• EXERCISE MATERIAL
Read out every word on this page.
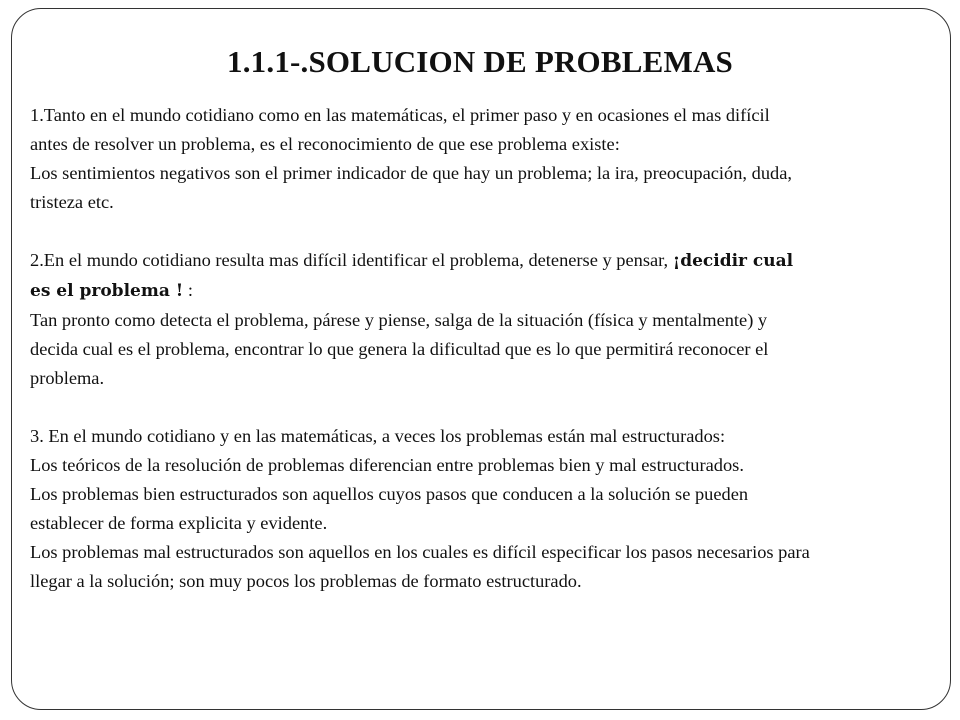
1.1.1-.SOLUCION DE PROBLEMAS
1.Tanto en el mundo cotidiano como en las matemáticas, el primer paso y en ocasiones el mas difícil
antes de resolver un problema, es el reconocimiento de que ese problema existe:
Los sentimientos negativos son el primer indicador de que hay un problema; la ira, preocupación, duda,
tristeza etc.
2.En el mundo cotidiano resulta mas difícil identificar el problema, detenerse y pensar, ¡decidir cual
es el problema ! :
Tan pronto como detecta el problema, párese y piense, salga de la situación (física y mentalmente) y
decida cual es el problema, encontrar lo que genera la dificultad que es lo que permitirá reconocer el
problema.
3. En el mundo cotidiano y en las matemáticas, a veces los problemas están mal estructurados:
Los teóricos de la resolución de problemas diferencian entre problemas bien y mal estructurados.
Los problemas bien estructurados son aquellos cuyos pasos que conducen a la solución se pueden
establecer de forma explicita y evidente.
Los problemas mal estructurados son aquellos en los cuales es difícil especificar los pasos necesarios para
llegar a la solución; son muy pocos los problemas de formato estructurado.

• TASK DESCRIPTION
Copy every line from the entries that contains the word "aquellos".

• TASK ANSWER
Los problemas bien estructurados son aquellos cuyos pasos que conducen a la solución se pueden
Los problemas mal estructurados son aquellos en los cuales es difícil especificar los pasos necesarios para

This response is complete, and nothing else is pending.